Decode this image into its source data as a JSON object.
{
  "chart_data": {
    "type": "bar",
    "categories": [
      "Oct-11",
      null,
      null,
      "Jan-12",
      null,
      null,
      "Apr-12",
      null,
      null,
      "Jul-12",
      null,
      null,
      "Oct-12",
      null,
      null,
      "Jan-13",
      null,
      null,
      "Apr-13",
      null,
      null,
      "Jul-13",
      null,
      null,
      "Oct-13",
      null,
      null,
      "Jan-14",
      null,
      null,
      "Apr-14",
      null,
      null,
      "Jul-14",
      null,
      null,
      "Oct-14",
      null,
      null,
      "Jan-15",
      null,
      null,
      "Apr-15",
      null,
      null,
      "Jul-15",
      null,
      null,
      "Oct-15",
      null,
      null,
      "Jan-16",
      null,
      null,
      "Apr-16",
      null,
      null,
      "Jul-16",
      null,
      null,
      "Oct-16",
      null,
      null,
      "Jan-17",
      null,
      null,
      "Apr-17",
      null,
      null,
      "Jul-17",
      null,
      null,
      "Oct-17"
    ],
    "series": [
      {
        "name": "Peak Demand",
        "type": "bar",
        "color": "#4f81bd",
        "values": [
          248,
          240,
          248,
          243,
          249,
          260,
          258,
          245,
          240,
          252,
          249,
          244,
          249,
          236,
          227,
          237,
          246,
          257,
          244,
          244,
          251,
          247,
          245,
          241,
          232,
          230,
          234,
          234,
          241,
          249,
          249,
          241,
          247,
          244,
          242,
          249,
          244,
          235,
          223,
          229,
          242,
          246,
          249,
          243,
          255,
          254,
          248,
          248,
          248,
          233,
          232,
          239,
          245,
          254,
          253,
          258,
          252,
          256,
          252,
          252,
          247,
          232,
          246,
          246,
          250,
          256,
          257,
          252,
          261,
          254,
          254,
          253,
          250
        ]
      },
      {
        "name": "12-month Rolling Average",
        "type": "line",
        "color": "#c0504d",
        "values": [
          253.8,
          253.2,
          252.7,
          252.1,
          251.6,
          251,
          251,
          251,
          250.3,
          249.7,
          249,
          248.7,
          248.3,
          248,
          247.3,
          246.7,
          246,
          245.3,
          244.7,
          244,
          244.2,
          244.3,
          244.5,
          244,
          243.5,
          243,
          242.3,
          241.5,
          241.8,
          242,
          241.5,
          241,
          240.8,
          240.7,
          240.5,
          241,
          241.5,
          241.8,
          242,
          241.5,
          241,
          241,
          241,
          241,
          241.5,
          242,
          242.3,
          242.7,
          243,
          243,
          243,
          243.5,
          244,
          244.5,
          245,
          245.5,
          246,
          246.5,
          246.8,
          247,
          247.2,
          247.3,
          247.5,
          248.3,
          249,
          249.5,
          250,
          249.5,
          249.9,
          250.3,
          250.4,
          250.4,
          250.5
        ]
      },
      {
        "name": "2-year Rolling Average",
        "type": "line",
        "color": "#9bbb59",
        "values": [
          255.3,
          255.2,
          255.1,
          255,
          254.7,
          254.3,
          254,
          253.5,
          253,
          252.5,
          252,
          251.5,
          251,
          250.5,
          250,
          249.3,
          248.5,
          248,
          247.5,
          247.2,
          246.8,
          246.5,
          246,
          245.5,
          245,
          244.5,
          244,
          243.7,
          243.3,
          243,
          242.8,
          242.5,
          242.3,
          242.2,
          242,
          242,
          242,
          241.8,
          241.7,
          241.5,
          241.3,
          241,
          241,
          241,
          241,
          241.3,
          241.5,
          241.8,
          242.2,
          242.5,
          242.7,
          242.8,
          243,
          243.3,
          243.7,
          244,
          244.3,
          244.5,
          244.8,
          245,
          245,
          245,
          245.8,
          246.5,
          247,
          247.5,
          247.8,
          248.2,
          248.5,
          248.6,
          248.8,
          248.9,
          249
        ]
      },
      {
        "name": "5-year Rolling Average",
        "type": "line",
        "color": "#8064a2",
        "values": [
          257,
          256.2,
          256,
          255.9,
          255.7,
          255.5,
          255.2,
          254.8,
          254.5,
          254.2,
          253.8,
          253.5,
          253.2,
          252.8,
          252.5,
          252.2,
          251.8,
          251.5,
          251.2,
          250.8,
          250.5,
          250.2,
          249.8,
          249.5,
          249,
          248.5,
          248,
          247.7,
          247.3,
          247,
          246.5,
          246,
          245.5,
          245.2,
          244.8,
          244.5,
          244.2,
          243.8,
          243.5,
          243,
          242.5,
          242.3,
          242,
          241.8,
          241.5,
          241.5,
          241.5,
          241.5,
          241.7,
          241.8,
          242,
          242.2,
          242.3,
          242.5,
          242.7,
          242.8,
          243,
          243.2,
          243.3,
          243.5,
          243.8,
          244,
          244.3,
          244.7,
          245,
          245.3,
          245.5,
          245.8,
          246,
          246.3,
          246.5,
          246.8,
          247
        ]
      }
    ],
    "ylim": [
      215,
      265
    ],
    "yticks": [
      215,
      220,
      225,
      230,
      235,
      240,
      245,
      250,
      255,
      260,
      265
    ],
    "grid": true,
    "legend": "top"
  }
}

_Task requirements_
Filter the records above for "year" and copy every matching line.

_Reply to the exercise_
        "name": "2-year Rolling Average",
        "name": "5-year Rolling Average",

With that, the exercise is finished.